All of the entries must be reproduced exactly, with no images carried over.

__Data provided__:
============================================================
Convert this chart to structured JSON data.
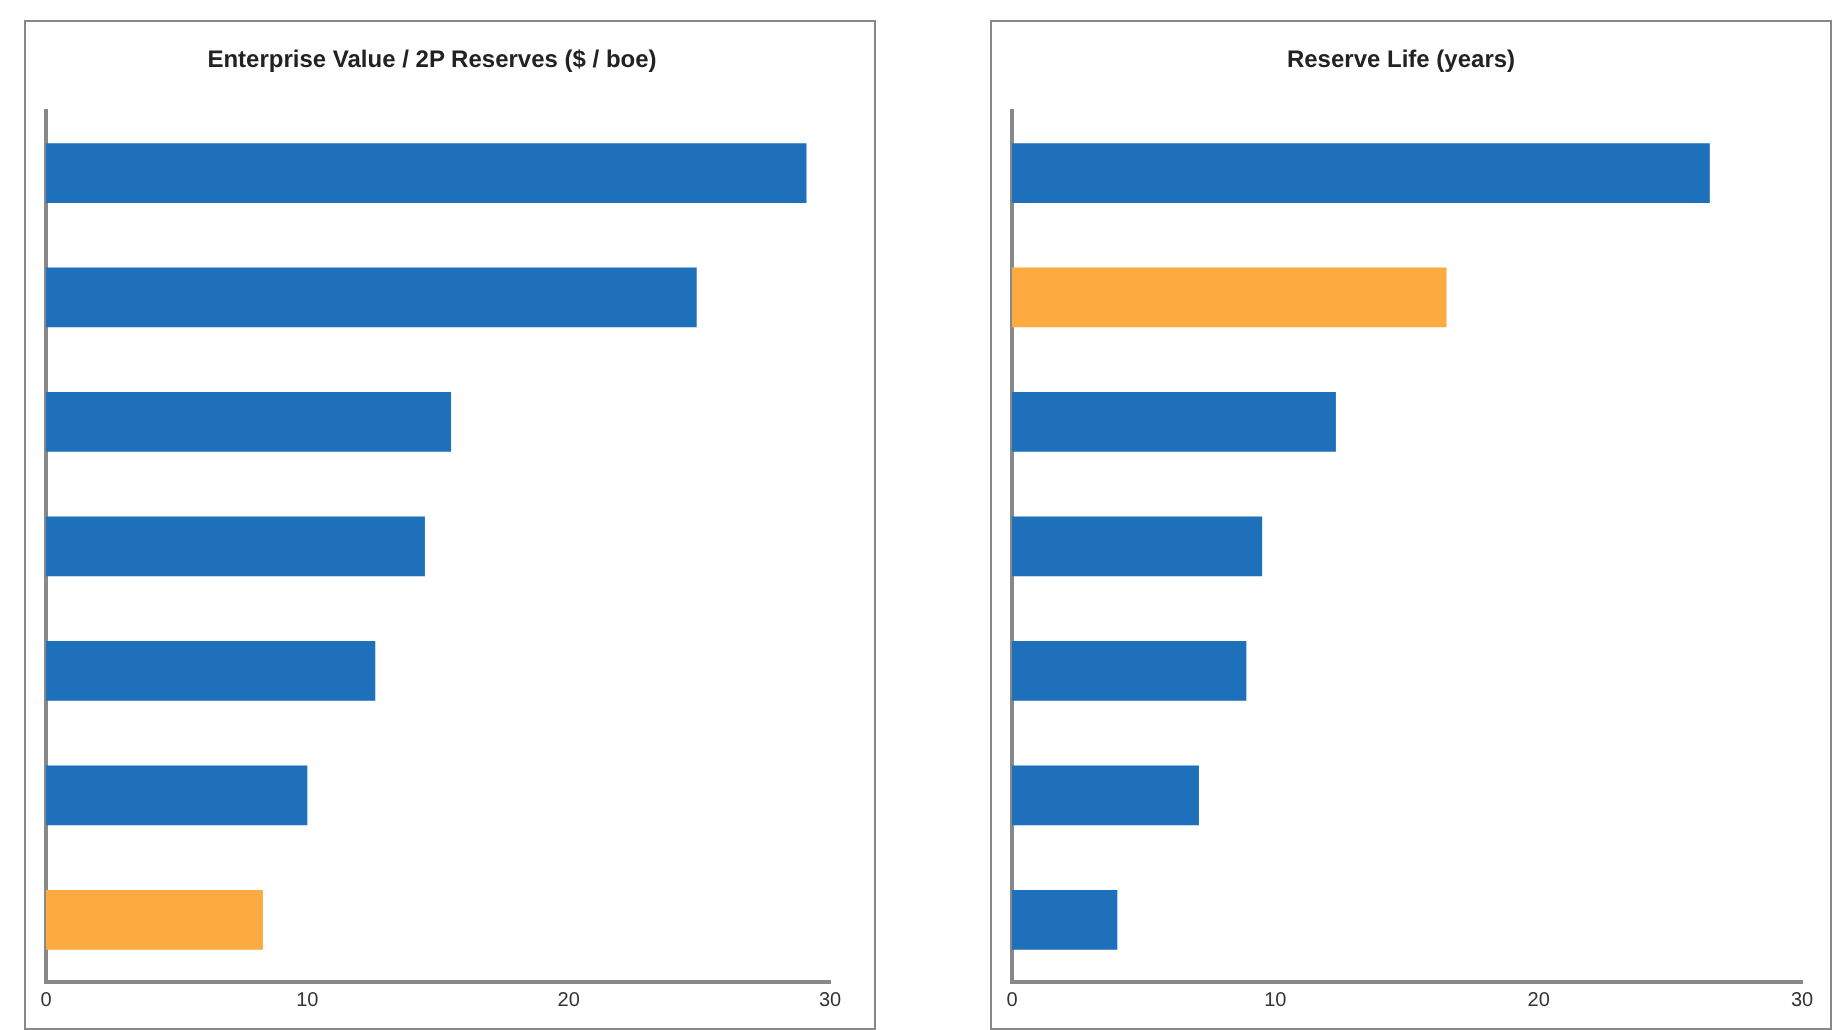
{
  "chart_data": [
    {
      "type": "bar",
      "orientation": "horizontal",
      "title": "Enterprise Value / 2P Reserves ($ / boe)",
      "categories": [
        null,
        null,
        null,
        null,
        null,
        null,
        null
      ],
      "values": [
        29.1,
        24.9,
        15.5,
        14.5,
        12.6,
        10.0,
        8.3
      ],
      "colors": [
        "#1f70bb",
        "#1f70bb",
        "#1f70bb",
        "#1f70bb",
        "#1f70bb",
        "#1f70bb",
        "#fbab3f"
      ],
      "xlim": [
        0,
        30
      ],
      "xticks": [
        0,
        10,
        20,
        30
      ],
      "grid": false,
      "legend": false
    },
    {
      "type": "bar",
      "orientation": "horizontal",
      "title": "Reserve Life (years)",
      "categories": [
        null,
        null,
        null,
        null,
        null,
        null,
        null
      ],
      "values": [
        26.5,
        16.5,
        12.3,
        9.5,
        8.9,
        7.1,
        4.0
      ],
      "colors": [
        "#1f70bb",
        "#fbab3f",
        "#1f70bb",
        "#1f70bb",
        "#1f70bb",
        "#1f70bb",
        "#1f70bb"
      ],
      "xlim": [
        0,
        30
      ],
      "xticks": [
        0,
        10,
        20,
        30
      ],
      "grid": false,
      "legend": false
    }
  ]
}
============================================================
__Result of this task__:
Convert this chart to structured JSON data.
{
  "chart_data": [
    {
      "type": "bar",
      "orientation": "horizontal",
      "title": "Enterprise Value / 2P Reserves ($ / boe)",
      "categories": [
        null,
        null,
        null,
        null,
        null,
        null,
        null
      ],
      "values": [
        29.1,
        24.9,
        15.5,
        14.5,
        12.6,
        10.0,
        8.3
      ],
      "colors": [
        "#1f70bb",
        "#1f70bb",
        "#1f70bb",
        "#1f70bb",
        "#1f70bb",
        "#1f70bb",
        "#fbab3f"
      ],
      "xlim": [
        0,
        30
      ],
      "xticks": [
        0,
        10,
        20,
        30
      ],
      "grid": false,
      "legend": false
    },
    {
      "type": "bar",
      "orientation": "horizontal",
      "title": "Reserve Life (years)",
      "categories": [
        null,
        null,
        null,
        null,
        null,
        null,
        null
      ],
      "values": [
        26.5,
        16.5,
        12.3,
        9.5,
        8.9,
        7.1,
        4.0
      ],
      "colors": [
        "#1f70bb",
        "#fbab3f",
        "#1f70bb",
        "#1f70bb",
        "#1f70bb",
        "#1f70bb",
        "#1f70bb"
      ],
      "xlim": [
        0,
        30
      ],
      "xticks": [
        0,
        10,
        20,
        30
      ],
      "grid": false,
      "legend": false
    }
  ]
}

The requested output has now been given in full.